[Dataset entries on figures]
··········
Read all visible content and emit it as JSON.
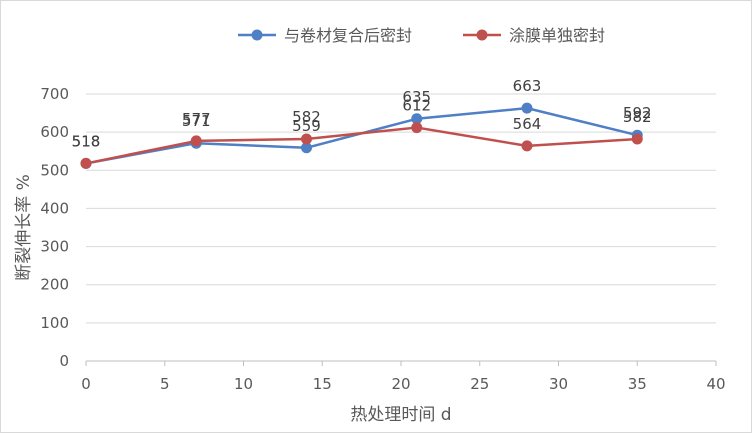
{
  "chart_data": {
    "type": "line",
    "xlabel": "热处理时间 d",
    "ylabel": "断裂伸长率 %",
    "xlim": [
      0,
      40
    ],
    "ylim": [
      0,
      700
    ],
    "xticks": [
      0,
      5,
      10,
      15,
      20,
      25,
      30,
      35,
      40
    ],
    "yticks": [
      0,
      100,
      200,
      300,
      400,
      500,
      600,
      700
    ],
    "grid": "horizontal",
    "legend_position": "top",
    "x": [
      0,
      7,
      14,
      21,
      28,
      35
    ],
    "series": [
      {
        "name": "与卷材复合后密封",
        "color": "#4f7fc4",
        "values": [
          518,
          571,
          559,
          635,
          663,
          592
        ]
      },
      {
        "name": "涂膜单独密封",
        "color": "#c0504d",
        "values": [
          518,
          577,
          582,
          612,
          564,
          582
        ]
      }
    ]
  }
}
··········
_Do this_. Print out every entry above without changing a word, and leave out the pictures.

_Solved problem_.
Read all visible content and emit it as JSON.
{
  "chart_data": {
    "type": "line",
    "xlabel": "热处理时间 d",
    "ylabel": "断裂伸长率 %",
    "xlim": [
      0,
      40
    ],
    "ylim": [
      0,
      700
    ],
    "xticks": [
      0,
      5,
      10,
      15,
      20,
      25,
      30,
      35,
      40
    ],
    "yticks": [
      0,
      100,
      200,
      300,
      400,
      500,
      600,
      700
    ],
    "grid": "horizontal",
    "legend_position": "top",
    "x": [
      0,
      7,
      14,
      21,
      28,
      35
    ],
    "series": [
      {
        "name": "与卷材复合后密封",
        "color": "#4f7fc4",
        "values": [
          518,
          571,
          559,
          635,
          663,
          592
        ]
      },
      {
        "name": "涂膜单独密封",
        "color": "#c0504d",
        "values": [
          518,
          577,
          582,
          612,
          564,
          582
        ]
      }
    ]
  }
}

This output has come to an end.